[begin SOURCE EXCERPT]

Re: Kazoo 'state listener' issue...

Posted by Alan Cabrera <li...@toolazydogs.com>.
Without really digging into this I'll toss in my initial observation.

Calling zk while still being inside a zk callback seems a bit dangerous.  I would have a queue and event thread and have work from the callbacks feed this queue which would be executed inside the event thread.


Regards,
Alan

On Dec 9, 2012, at 2:30 PM, Matt Wise wrote:

> Just to clarify, if you go and change test() into:
> 
>>    def test(self):
>>        # now register a node
>>        self.register_node('/abc/a')
>>        self._zk.stop()
>>        self._zk.start()
>>        self.register_node('/abc/a')
>>        self._zk.get_children('/abc')
>> 
> 
> and then remove these lines from the state_handler() method:
>> 
>>>           for node in nodes.iteritems():
>>>               self.register_node(node[0], data=node[1])
>> 
> 
> then it works perfectly.. no hang, nothing. it seems that the register_node cannot be called from within the state handler class. Why?
> 
> On Dec 9, 2012, at 2:26 PM, Matt Wise <ma...@nextdoor.com> wrote:
> 
>> Hrmm here's a cleaner way to reproduce the issue:
>> 
>> test.py:
>>> from kazoo.client import KazooClient
>>> from kazoo.client import KazooState
>>> from kazoo.handlers.threading import TimeoutError
>>> from kazoo.handlers.gevent import SequentialGeventHandler
>>> import logging
>>> 
>>> 
>>> class Test(object):
>>>   def __init__(self):
>>>       self.log = logging.getLogger()
>>>       format = 'zk_watcher[%(name)s-%(thread)d-%(funcName)s: (%(levelname)s) %(message)s'
>>>       self.log.setLevel(logging.INFO)
>>>       formatter = logging.Formatter(format)
>>>       handler = logging.StreamHandler()
>>>       handler.setFormatter(formatter)
>>>       self.log.addHandler(handler)
>>> 
>>>       self.registered_nodes = {}
>>> 
>>>       self.log.setLevel(logging.DEBUG)
>>> 
>>>       self._zk = KazooClient(hosts='localhost:2182', handler=SequentialGeventHandler())
>>>       self._zk.start()
>>>       self._zk.add_listener(self._state_listener)

[end SOURCE EXCERPT]
[begin GIVEN INFORMATION]

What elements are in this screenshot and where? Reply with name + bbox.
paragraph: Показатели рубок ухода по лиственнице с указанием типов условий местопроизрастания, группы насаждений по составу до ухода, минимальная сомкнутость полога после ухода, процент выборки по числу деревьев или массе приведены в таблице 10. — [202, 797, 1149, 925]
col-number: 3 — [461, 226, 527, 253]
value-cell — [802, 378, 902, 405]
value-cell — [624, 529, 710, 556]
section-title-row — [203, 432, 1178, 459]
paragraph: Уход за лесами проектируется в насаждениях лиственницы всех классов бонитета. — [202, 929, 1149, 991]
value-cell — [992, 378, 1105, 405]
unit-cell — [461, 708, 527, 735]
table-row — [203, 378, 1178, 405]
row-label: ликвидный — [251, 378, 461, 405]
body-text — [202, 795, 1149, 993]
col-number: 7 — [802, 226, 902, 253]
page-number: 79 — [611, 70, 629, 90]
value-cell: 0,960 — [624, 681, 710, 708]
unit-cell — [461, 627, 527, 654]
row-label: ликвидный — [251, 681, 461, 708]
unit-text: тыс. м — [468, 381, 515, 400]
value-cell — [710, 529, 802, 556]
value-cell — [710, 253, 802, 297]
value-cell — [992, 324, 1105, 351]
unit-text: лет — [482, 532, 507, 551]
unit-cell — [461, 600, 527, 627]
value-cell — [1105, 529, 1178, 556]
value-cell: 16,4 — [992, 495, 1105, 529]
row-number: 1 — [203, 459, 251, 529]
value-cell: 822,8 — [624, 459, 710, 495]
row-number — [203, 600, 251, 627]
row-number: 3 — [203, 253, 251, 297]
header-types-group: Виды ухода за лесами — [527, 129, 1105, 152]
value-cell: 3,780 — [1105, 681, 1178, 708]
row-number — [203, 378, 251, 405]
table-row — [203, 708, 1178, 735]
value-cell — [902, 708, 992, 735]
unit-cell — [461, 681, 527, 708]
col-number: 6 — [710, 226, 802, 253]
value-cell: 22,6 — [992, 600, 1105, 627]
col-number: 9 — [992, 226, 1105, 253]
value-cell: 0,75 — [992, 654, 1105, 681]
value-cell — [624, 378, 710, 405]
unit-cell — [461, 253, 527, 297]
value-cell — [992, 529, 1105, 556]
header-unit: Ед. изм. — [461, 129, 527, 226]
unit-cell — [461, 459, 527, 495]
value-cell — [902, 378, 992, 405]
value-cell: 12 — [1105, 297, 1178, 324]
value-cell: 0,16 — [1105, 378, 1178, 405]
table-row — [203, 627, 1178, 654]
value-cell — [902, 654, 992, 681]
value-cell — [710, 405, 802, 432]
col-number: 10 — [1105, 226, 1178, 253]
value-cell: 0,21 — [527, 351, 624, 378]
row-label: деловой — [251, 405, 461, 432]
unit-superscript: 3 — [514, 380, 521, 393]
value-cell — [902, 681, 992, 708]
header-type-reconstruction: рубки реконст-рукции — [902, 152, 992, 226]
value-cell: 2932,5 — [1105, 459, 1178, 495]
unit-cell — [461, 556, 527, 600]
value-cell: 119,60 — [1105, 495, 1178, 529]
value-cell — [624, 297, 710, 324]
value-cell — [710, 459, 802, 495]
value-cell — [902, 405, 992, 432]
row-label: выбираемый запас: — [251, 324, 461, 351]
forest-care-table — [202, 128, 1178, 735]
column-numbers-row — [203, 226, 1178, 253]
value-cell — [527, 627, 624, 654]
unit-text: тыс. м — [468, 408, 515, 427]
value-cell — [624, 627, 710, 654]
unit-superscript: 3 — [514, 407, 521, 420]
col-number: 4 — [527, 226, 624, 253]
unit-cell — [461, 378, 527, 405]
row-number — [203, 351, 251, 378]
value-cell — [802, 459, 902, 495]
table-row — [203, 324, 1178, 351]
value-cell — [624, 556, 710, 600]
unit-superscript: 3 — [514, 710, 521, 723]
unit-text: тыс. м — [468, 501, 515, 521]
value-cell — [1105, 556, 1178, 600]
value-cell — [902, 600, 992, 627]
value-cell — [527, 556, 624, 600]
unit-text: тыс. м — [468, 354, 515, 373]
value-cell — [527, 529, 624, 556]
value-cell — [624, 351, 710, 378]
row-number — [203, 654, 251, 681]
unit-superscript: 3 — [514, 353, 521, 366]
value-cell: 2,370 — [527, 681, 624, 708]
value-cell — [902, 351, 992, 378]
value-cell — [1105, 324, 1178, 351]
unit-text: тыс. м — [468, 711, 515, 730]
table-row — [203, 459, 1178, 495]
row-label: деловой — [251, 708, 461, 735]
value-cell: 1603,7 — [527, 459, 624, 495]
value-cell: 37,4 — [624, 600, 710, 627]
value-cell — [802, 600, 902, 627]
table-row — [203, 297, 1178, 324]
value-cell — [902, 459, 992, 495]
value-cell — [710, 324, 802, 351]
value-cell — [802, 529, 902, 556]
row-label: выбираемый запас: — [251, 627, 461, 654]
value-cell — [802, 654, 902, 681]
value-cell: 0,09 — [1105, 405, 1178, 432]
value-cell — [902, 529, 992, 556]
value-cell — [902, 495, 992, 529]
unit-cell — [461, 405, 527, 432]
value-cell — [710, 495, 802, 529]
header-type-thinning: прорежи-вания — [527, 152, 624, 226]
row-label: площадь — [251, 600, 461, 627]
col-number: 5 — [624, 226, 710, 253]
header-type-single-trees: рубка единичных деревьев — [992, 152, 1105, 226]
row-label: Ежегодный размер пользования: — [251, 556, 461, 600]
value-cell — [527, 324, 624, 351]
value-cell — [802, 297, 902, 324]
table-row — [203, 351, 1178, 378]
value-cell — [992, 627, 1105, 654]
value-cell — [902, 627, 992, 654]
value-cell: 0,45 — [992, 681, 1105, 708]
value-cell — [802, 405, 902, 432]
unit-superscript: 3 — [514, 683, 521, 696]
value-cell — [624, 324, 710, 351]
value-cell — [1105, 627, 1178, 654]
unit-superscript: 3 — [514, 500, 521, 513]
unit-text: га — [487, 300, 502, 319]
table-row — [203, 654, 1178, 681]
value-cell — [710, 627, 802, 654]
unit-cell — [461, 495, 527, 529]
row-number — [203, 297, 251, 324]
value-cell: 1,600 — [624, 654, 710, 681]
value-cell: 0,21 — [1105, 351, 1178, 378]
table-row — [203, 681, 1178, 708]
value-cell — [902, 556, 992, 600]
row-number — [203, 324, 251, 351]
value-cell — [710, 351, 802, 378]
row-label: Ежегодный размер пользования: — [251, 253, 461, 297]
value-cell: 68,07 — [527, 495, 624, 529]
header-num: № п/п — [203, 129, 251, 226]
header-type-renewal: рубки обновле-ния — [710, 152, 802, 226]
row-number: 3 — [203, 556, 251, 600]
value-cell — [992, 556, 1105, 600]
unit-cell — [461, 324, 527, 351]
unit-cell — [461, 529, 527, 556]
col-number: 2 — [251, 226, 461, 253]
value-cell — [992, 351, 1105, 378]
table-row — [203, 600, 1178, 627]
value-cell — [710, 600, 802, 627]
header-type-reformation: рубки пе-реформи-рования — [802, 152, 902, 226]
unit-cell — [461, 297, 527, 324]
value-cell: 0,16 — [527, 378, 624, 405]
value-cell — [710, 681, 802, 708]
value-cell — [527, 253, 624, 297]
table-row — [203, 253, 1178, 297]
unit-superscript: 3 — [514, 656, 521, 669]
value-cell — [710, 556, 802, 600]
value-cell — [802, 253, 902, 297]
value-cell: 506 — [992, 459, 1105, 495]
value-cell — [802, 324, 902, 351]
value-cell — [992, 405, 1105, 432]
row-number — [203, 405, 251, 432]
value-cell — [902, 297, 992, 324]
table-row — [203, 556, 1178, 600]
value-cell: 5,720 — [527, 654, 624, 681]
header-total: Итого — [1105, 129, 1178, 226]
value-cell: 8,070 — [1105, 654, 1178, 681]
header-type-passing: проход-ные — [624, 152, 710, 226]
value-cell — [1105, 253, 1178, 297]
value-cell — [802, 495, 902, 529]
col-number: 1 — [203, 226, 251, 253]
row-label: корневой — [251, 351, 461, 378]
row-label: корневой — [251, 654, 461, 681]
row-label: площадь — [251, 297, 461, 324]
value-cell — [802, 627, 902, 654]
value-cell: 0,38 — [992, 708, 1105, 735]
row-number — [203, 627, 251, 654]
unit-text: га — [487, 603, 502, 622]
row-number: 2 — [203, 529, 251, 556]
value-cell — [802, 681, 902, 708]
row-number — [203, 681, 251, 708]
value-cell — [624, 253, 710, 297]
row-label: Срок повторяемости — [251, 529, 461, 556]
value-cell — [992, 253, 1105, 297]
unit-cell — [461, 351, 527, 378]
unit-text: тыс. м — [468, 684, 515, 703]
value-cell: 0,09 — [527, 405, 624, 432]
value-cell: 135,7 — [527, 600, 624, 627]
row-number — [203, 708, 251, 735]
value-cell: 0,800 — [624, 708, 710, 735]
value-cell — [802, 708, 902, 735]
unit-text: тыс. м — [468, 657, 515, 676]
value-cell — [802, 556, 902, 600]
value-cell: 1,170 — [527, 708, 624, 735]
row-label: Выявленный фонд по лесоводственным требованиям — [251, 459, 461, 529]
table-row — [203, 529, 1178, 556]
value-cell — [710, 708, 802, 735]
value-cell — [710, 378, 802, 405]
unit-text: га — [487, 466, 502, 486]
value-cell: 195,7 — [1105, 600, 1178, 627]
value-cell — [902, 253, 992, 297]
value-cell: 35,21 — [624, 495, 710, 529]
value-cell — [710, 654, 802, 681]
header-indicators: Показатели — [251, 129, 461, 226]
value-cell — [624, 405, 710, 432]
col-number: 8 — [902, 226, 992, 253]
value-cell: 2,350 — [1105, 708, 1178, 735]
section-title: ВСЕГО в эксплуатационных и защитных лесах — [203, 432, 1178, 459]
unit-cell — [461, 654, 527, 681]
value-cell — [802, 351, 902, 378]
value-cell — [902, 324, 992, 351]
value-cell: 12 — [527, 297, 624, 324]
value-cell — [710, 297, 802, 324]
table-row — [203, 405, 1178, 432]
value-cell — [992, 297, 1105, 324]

[end GIVEN INFORMATION]

TASKS TO PERFORM:
- A) List every name that test.py imports in the Kazoo forum thread.
- B) Please write the next part of the Kazoo forum thread, picking up after its last line.

RESPONSES TO THE TASKS:
- A) KazooClient, KazooState, TimeoutError, SequentialGeventHandler, logging

- B)
>>>       self._state_listener(self._zk.state)
>>> 
>>>   def test(self):
>>>       # now register a node
>>>       self.register_node('/abc/a')
>>>       self._zk.stop()
>>>       self._zk.start()
>>>       self._zk.get_children('/abc')
>>> 
>>>   def register_node(self, node, data=None):
>>>       if node in self.registered_nodes:
>>>           if data == self.registered_nodes[node]:
>>>               self.log.debug('Already registered [%s] in data provider.' % node)
>>>               return
>>>       self.log.debug('Registering [%s] in data provider.' % node)
>>>       self._zk.create(node, ephemeral=True, makepath=True)
>>>       self.registered_nodes[node] = data
>>> 
>>> 
>>>   def _state_listener(self,state):
>>>       self.log.warning('Zookeeper connection state changed: %s' % state)
>>>       if state == KazooState.SUSPENDED:
>>>           self.CONNECTION_STATE=False
>>>       elif state == KazooState.LOST:
>>>           self.CONNECTION_STATE=False
>>>       else:
>>>           self.CONNECTION_STATE=True
>>>           nodes = {}
>>>           print self.registered_nodes
>>>           try:
>>>               nodes = self.registered_nodes
>>>           except:
>>>               pass
>>>           self.registered_nodes = {}
>>>           for node in nodes.iteritems():
>>>               self.register_node(node[0], data=node[1])
>> 
>> python
>>>>> import test
>>>>> k = test.Test()
>>>>> k.test()
>> 
>> (watch it hang ... )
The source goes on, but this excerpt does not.